TEKS BACAAN:
--*--

Ketika Sastrawan ‘Asyik’ dengan Dunianya

Diterbitkan dalam buku 'Dari Avontur ke Wasiat Kemuhar', Antologi Ulasan Buku Karya Penulis NTT, pada Temu II Sastarwan NTT


Dalam berbagai diskusi, lokakarya, maupun kegiatan-kegiatan sastra lainnya di NTT, masih saja terdengar komentar-komentar serta asumsi-asumsi bahwa para penyair-penyair atau sastrawan-sastrawan NTT ‘hanya sibuk dan asyik dengan dunianya sendiri’. Anggapan seperti ini umumnya timbul sebagai sebuah bentuk kritik terhadap kurangnya gema dan efek dari daya transformatif-konkret karya-karya para sastrawan NTT terhadap kehidupan sosial masayarakat, atau mungkin juga karena faktor apresiasi-resepsi yang sangat terbatas dari masyarakat atas karya-karya para sastrawan NTT. Untuk memahami fenomena ini, mungkin perlu dibuat suatu kajian yang lebih komprehensif. Namun, secara lebih sederhana, jika saja fenomena ini dilihat dari sudut pandang yang lebih positif dan personal dengan mengacu pada karya-karya para sastrawan NTT, akan ditemukan suatu horizon pemahaman yang lebih positif tentang nilai sosial ‘keasyikan sastrawan dengan dunianya’. ‘Sabtu Kelabu’, Sebuah Kumpulan Cerpen (2011) yang merupakan karya sulung penulis muda Erlyn Lasar, bisa menjadi suatu contoh yang menarik tentang dimensi sosial ‘keasyikan sastrawan dengan dunianya’.

--*--

DAFTAR TUGAS:
a) Kumpulan cerpen apa yang disebut dalam teks bacaan tentang sastrawan NTT sebagai contoh dimensi sosial 'keasyikan sastrawan dengan dunianya'?
b) Lanjutkan teks bacaan tentang keasyikan sastrawan NTT dengan dunianya, dimulai setelah kalimat terakhirnya.

Daftar elemen dan wilayah:

--*--

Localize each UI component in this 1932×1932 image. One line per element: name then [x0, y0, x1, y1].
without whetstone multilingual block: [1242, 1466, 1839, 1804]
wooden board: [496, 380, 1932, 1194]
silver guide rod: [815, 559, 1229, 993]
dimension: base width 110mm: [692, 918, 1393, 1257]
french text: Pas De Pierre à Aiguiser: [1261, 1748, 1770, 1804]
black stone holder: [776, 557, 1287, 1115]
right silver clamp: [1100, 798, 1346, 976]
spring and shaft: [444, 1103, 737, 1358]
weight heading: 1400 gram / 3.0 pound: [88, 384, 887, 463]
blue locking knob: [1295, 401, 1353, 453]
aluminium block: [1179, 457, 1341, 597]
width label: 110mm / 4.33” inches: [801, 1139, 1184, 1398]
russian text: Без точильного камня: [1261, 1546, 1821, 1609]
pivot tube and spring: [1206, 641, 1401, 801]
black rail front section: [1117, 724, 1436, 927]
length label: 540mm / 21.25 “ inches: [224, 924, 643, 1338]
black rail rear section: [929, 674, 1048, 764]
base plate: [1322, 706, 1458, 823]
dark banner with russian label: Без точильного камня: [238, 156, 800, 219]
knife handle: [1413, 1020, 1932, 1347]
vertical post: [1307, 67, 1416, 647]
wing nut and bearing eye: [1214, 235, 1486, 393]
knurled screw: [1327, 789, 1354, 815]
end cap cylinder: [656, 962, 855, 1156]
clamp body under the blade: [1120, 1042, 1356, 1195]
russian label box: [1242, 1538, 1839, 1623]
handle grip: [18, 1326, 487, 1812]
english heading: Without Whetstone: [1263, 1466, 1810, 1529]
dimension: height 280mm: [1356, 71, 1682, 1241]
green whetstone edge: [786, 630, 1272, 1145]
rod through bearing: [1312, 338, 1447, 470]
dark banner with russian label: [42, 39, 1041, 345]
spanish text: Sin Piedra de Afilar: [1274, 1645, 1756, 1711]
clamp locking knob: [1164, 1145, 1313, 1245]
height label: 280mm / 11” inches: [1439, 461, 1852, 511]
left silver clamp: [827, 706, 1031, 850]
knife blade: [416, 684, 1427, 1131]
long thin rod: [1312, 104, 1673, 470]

--*--

JAWABAN BERURUTAN:
a) 'Sabtu Kelabu' (2011), karya sulung penulis muda Erlyn Lasar.

b)
Sabtu Kelabu memuat tujuh belas cerpen Erlyn yang ditulisnya antara tahun 2007-2011. Erlyn yang dalam rentang waktu itu berusia belasan tahun (remaja), coba menampilkan cerpen-cerpen yang diangakat dari pengalaman hidupnya sendiri. Yang ada di dunia remajanya dan yang asyik digelutinya dalam kehidupan sehari-hari, menjadi titik berangkat seluruh narasi yang coba ia bangun. Cerpen-cerpen Erlyn menampilkan wawasan yang luas dan refleksi yang tajam atas realitas sosial masyarakat, dari berbagai segi kehidupan. Meski demikian, dua hal yang bisa digali dari cerpen-cerpennya, terutama yang menyoroti realitas kemiskinan masyarakat dan upaya menggali lalu menegaskan jati diri-kebudayaan lokal NTT, tempat ia lahir dan dibesarkan.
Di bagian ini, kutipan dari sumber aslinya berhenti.